Challenge >> Write out every entry exactly as it appears.

** Start of Records to use **

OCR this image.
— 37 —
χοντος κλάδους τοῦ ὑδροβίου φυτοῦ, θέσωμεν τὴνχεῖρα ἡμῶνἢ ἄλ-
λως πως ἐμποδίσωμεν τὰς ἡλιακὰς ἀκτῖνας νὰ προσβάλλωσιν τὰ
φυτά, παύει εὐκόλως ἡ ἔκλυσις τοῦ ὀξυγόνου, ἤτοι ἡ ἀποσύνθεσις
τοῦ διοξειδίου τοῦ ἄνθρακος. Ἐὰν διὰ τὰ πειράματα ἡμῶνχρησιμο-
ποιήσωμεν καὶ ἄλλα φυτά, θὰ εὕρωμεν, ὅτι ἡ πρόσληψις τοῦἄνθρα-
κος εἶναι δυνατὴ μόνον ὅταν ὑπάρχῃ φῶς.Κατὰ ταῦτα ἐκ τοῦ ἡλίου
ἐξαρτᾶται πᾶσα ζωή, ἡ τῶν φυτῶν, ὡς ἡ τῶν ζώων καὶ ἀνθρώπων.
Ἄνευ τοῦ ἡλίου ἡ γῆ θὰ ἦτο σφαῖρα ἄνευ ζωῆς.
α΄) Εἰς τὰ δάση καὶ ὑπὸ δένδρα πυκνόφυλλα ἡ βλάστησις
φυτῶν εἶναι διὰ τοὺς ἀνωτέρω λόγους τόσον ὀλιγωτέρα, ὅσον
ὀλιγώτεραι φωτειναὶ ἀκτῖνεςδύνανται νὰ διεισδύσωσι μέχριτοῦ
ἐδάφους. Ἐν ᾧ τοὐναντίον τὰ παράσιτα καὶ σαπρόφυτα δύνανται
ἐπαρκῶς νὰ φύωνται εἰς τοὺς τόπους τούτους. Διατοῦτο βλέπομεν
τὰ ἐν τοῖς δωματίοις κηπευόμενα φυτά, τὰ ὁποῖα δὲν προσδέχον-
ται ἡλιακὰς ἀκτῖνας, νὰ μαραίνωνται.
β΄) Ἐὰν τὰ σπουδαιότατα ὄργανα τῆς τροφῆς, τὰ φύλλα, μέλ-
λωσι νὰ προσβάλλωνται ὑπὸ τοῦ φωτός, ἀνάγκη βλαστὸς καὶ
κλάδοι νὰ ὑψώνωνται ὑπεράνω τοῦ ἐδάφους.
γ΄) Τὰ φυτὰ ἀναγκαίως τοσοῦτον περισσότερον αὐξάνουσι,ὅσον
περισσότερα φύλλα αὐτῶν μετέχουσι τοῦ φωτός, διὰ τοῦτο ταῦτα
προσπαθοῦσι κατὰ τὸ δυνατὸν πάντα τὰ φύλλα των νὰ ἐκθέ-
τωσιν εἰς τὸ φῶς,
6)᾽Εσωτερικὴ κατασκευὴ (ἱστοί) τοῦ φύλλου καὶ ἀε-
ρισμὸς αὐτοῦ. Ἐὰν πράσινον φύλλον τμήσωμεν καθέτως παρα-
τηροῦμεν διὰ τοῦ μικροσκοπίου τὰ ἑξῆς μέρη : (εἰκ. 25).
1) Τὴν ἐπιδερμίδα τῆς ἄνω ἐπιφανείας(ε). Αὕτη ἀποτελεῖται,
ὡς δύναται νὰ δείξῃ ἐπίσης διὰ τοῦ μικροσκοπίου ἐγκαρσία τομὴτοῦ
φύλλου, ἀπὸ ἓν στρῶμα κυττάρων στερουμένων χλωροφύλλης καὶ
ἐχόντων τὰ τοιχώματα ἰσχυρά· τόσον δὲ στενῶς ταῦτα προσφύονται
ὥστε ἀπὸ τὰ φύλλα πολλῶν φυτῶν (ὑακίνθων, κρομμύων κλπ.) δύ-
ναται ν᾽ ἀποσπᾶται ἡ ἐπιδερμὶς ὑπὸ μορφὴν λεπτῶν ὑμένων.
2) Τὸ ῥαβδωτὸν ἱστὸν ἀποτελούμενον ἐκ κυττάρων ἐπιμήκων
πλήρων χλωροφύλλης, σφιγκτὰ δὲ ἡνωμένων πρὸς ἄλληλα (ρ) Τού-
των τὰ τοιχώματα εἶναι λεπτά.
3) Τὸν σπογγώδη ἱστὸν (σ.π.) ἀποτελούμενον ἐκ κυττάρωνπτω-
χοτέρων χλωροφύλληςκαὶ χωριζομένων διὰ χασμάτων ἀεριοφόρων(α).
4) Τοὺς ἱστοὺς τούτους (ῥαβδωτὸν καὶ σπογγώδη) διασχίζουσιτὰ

** End of Records to use **

Result of this task >>
OCR this image.
— 37 —
χοντος κλάδους τοῦ ὑδροβίου φυτοῦ, θέσωμεν τὴνχεῖρα ἡμῶνἢ ἄλ-
λως πως ἐμποδίσωμεν τὰς ἡλιακὰς ἀκτῖνας νὰ προσβάλλωσιν τὰ
φυτά, παύει εὐκόλως ἡ ἔκλυσις τοῦ ὀξυγόνου, ἤτοι ἡ ἀποσύνθεσις
τοῦ διοξειδίου τοῦ ἄνθρακος. Ἐὰν διὰ τὰ πειράματα ἡμῶνχρησιμο-
ποιήσωμεν καὶ ἄλλα φυτά, θὰ εὕρωμεν, ὅτι ἡ πρόσληψις τοῦἄνθρα-
κος εἶναι δυνατὴ μόνον ὅταν ὑπάρχῃ φῶς.Κατὰ ταῦτα ἐκ τοῦ ἡλίου
ἐξαρτᾶται πᾶσα ζωή, ἡ τῶν φυτῶν, ὡς ἡ τῶν ζώων καὶ ἀνθρώπων.
Ἄνευ τοῦ ἡλίου ἡ γῆ θὰ ἦτο σφαῖρα ἄνευ ζωῆς.
α΄) Εἰς τὰ δάση καὶ ὑπὸ δένδρα πυκνόφυλλα ἡ βλάστησις
φυτῶν εἶναι διὰ τοὺς ἀνωτέρω λόγους τόσον ὀλιγωτέρα, ὅσον
ὀλιγώτεραι φωτειναὶ ἀκτῖνεςδύνανται νὰ διεισδύσωσι μέχριτοῦ
ἐδάφους. Ἐν ᾧ τοὐναντίον τὰ παράσιτα καὶ σαπρόφυτα δύνανται
ἐπαρκῶς νὰ φύωνται εἰς τοὺς τόπους τούτους. Διατοῦτο βλέπομεν
τὰ ἐν τοῖς δωματίοις κηπευόμενα φυτά, τὰ ὁποῖα δὲν προσδέχον-
ται ἡλιακὰς ἀκτῖνας, νὰ μαραίνωνται.
β΄) Ἐὰν τὰ σπουδαιότατα ὄργανα τῆς τροφῆς, τὰ φύλλα, μέλ-
λωσι νὰ προσβάλλωνται ὑπὸ τοῦ φωτός, ἀνάγκη βλαστὸς καὶ
κλάδοι νὰ ὑψώνωνται ὑπεράνω τοῦ ἐδάφους.
γ΄) Τὰ φυτὰ ἀναγκαίως τοσοῦτον περισσότερον αὐξάνουσι,ὅσον
περισσότερα φύλλα αὐτῶν μετέχουσι τοῦ φωτός, διὰ τοῦτο ταῦτα
προσπαθοῦσι κατὰ τὸ δυνατὸν πάντα τὰ φύλλα των νὰ ἐκθέ-
τωσιν εἰς τὸ φῶς,
6)᾽Εσωτερικὴ κατασκευὴ (ἱστοί) τοῦ φύλλου καὶ ἀε-
ρισμὸς αὐτοῦ. Ἐὰν πράσινον φύλλον τμήσωμεν καθέτως παρα-
τηροῦμεν διὰ τοῦ μικροσκοπίου τὰ ἑξῆς μέρη : (εἰκ. 25).
1) Τὴν ἐπιδερμίδα τῆς ἄνω ἐπιφανείας(ε). Αὕτη ἀποτελεῖται,
ὡς δύναται νὰ δείξῃ ἐπίσης διὰ τοῦ μικροσκοπίου ἐγκαρσία τομὴτοῦ
φύλλου, ἀπὸ ἓν στρῶμα κυττάρων στερουμένων χλωροφύλλης καὶ
ἐχόντων τὰ τοιχώματα ἰσχυρά· τόσον δὲ στενῶς ταῦτα προσφύονται
ὥστε ἀπὸ τὰ φύλλα πολλῶν φυτῶν (ὑακίνθων, κρομμύων κλπ.) δύ-
ναται ν᾽ ἀποσπᾶται ἡ ἐπιδερμὶς ὑπὸ μορφὴν λεπτῶν ὑμένων.
2) Τὸ ῥαβδωτὸν ἱστὸν ἀποτελούμενον ἐκ κυττάρων ἐπιμήκων
πλήρων χλωροφύλλης, σφιγκτὰ δὲ ἡνωμένων πρὸς ἄλληλα (ρ) Τού-
των τὰ τοιχώματα εἶναι λεπτά.
3) Τὸν σπογγώδη ἱστὸν (σ.π.) ἀποτελούμενον ἐκ κυττάρωνπτω-
χοτέρων χλωροφύλληςκαὶ χωριζομένων διὰ χασμάτων ἀεριοφόρων(α).
4) Τοὺς ἱστοὺς τούτους (ῥαβδωτὸν καὶ σπογγώδη) διασχίζουσιτὰ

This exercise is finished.